Items from a dataset:

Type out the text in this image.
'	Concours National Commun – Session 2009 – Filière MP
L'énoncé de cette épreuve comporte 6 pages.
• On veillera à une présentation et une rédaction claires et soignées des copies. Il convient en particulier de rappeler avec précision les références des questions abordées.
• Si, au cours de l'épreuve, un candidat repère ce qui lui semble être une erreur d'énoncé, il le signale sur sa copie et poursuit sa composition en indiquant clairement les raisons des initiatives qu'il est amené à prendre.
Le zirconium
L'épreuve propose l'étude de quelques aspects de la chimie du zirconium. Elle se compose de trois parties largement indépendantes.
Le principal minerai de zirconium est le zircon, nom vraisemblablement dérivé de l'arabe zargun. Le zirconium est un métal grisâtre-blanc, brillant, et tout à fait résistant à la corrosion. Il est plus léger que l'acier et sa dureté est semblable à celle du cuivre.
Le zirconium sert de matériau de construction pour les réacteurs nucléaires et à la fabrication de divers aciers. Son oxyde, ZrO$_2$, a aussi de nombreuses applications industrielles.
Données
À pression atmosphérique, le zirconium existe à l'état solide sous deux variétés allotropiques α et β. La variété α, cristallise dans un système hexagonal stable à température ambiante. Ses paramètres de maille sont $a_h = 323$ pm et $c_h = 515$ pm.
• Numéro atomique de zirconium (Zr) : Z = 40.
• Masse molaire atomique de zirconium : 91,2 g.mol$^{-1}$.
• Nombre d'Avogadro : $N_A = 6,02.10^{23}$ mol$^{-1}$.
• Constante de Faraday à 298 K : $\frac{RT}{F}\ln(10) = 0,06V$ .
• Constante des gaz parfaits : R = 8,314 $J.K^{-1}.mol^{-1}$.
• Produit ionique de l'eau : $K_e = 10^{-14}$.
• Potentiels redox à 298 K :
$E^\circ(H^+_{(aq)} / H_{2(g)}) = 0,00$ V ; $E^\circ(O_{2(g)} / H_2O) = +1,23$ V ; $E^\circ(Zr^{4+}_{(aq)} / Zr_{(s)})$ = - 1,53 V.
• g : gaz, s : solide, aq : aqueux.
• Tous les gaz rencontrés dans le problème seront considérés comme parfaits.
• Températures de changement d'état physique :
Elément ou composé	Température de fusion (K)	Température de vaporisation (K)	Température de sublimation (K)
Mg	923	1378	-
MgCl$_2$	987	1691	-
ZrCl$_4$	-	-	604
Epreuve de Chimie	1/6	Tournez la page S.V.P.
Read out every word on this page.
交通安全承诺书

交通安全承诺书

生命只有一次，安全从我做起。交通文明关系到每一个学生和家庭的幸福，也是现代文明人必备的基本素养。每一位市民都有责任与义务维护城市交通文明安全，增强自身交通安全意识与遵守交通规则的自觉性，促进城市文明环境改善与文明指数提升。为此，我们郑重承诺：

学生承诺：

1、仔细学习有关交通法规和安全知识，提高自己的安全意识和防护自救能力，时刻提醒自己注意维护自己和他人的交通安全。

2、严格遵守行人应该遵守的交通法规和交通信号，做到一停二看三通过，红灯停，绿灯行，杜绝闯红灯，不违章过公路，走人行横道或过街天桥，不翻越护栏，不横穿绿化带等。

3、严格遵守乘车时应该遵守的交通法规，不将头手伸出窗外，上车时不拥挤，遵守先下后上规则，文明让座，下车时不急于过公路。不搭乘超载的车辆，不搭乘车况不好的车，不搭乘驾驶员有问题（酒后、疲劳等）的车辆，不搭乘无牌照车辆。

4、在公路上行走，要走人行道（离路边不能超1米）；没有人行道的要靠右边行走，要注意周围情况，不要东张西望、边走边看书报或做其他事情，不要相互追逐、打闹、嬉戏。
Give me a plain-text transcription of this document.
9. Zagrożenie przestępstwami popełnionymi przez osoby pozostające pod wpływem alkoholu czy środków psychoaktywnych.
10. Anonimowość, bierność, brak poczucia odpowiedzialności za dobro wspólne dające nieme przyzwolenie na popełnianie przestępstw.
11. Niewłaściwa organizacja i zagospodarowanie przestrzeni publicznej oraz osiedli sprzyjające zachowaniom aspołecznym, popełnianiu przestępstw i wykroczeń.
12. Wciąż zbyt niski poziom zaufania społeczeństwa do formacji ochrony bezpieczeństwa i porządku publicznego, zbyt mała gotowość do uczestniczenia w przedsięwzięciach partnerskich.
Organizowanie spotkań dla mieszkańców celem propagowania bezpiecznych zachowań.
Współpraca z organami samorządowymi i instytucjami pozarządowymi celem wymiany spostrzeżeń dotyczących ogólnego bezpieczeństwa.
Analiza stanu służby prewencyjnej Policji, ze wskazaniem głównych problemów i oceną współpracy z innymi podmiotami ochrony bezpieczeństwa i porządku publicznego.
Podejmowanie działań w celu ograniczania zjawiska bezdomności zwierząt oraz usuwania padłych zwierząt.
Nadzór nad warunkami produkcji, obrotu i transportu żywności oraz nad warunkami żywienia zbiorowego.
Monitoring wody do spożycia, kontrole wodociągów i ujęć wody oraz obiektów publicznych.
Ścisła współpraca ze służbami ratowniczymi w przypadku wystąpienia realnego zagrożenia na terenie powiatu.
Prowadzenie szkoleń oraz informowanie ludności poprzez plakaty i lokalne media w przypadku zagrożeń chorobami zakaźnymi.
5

__Exercise goal__.
Each record above should be restated word for word.

__Full solution__.
Type out the text in this image.
'	Concours National Commun – Session 2009 – Filière MP
L'énoncé de cette épreuve comporte 6 pages.
• On veillera à une présentation et une rédaction claires et soignées des copies. Il convient en particulier de rappeler avec précision les références des questions abordées.
• Si, au cours de l'épreuve, un candidat repère ce qui lui semble être une erreur d'énoncé, il le signale sur sa copie et poursuit sa composition en indiquant clairement les raisons des initiatives qu'il est amené à prendre.
Le zirconium
L'épreuve propose l'étude de quelques aspects de la chimie du zirconium. Elle se compose de trois parties largement indépendantes.
Le principal minerai de zirconium est le zircon, nom vraisemblablement dérivé de l'arabe zargun. Le zirconium est un métal grisâtre-blanc, brillant, et tout à fait résistant à la corrosion. Il est plus léger que l'acier et sa dureté est semblable à celle du cuivre.
Le zirconium sert de matériau de construction pour les réacteurs nucléaires et à la fabrication de divers aciers. Son oxyde, ZrO$_2$, a aussi de nombreuses applications industrielles.
Données
À pression atmosphérique, le zirconium existe à l'état solide sous deux variétés allotropiques α et β. La variété α, cristallise dans un système hexagonal stable à température ambiante. Ses paramètres de maille sont $a_h = 323$ pm et $c_h = 515$ pm.
• Numéro atomique de zirconium (Zr) : Z = 40.
• Masse molaire atomique de zirconium : 91,2 g.mol$^{-1}$.
• Nombre d'Avogadro : $N_A = 6,02.10^{23}$ mol$^{-1}$.
• Constante de Faraday à 298 K : $\frac{RT}{F}\ln(10) = 0,06V$ .
• Constante des gaz parfaits : R = 8,314 $J.K^{-1}.mol^{-1}$.
• Produit ionique de l'eau : $K_e = 10^{-14}$.
• Potentiels redox à 298 K :
$E^\circ(H^+_{(aq)} / H_{2(g)}) = 0,00$ V ; $E^\circ(O_{2(g)} / H_2O) = +1,23$ V ; $E^\circ(Zr^{4+}_{(aq)} / Zr_{(s)})$ = - 1,53 V.
• g : gaz, s : solide, aq : aqueux.
• Tous les gaz rencontrés dans le problème seront considérés comme parfaits.
• Températures de changement d'état physique :
Elément ou composé	Température de fusion (K)	Température de vaporisation (K)	Température de sublimation (K)
Mg	923	1378	-
MgCl$_2$	987	1691	-
ZrCl$_4$	-	-	604
Epreuve de Chimie	1/6	Tournez la page S.V.P.
Read out every word on this page.
交通安全承诺书

交通安全承诺书

生命只有一次，安全从我做起。交通文明关系到每一个学生和家庭的幸福，也是现代文明人必备的基本素养。每一位市民都有责任与义务维护城市交通文明安全，增强自身交通安全意识与遵守交通规则的自觉性，促进城市文明环境改善与文明指数提升。为此，我们郑重承诺：

学生承诺：

1、仔细学习有关交通法规和安全知识，提高自己的安全意识和防护自救能力，时刻提醒自己注意维护自己和他人的交通安全。

2、严格遵守行人应该遵守的交通法规和交通信号，做到一停二看三通过，红灯停，绿灯行，杜绝闯红灯，不违章过公路，走人行横道或过街天桥，不翻越护栏，不横穿绿化带等。

3、严格遵守乘车时应该遵守的交通法规，不将头手伸出窗外，上车时不拥挤，遵守先下后上规则，文明让座，下车时不急于过公路。不搭乘超载的车辆，不搭乘车况不好的车，不搭乘驾驶员有问题（酒后、疲劳等）的车辆，不搭乘无牌照车辆。

4、在公路上行走，要走人行道（离路边不能超1米）；没有人行道的要靠右边行走，要注意周围情况，不要东张西望、边走边看书报或做其他事情，不要相互追逐、打闹、嬉戏。
Give me a plain-text transcription of this document.
9. Zagrożenie przestępstwami popełnionymi przez osoby pozostające pod wpływem alkoholu czy środków psychoaktywnych.
10. Anonimowość, bierność, brak poczucia odpowiedzialności za dobro wspólne dające nieme przyzwolenie na popełnianie przestępstw.
11. Niewłaściwa organizacja i zagospodarowanie przestrzeni publicznej oraz osiedli sprzyjające zachowaniom aspołecznym, popełnianiu przestępstw i wykroczeń.
12. Wciąż zbyt niski poziom zaufania społeczeństwa do formacji ochrony bezpieczeństwa i porządku publicznego, zbyt mała gotowość do uczestniczenia w przedsięwzięciach partnerskich.
Organizowanie spotkań dla mieszkańców celem propagowania bezpiecznych zachowań.
Współpraca z organami samorządowymi i instytucjami pozarządowymi celem wymiany spostrzeżeń dotyczących ogólnego bezpieczeństwa.
Analiza stanu służby prewencyjnej Policji, ze wskazaniem głównych problemów i oceną współpracy z innymi podmiotami ochrony bezpieczeństwa i porządku publicznego.
Podejmowanie działań w celu ograniczania zjawiska bezdomności zwierząt oraz usuwania padłych zwierząt.
Nadzór nad warunkami produkcji, obrotu i transportu żywności oraz nad warunkami żywienia zbiorowego.
Monitoring wody do spożycia, kontrole wodociągów i ujęć wody oraz obiektów publicznych.
Ścisła współpraca ze służbami ratowniczymi w przypadku wystąpienia realnego zagrożenia na terenie powiatu.
Prowadzenie szkoleń oraz informowanie ludności poprzez plakaty i lokalne media w przypadku zagrożeń chorobami zakaźnymi.
5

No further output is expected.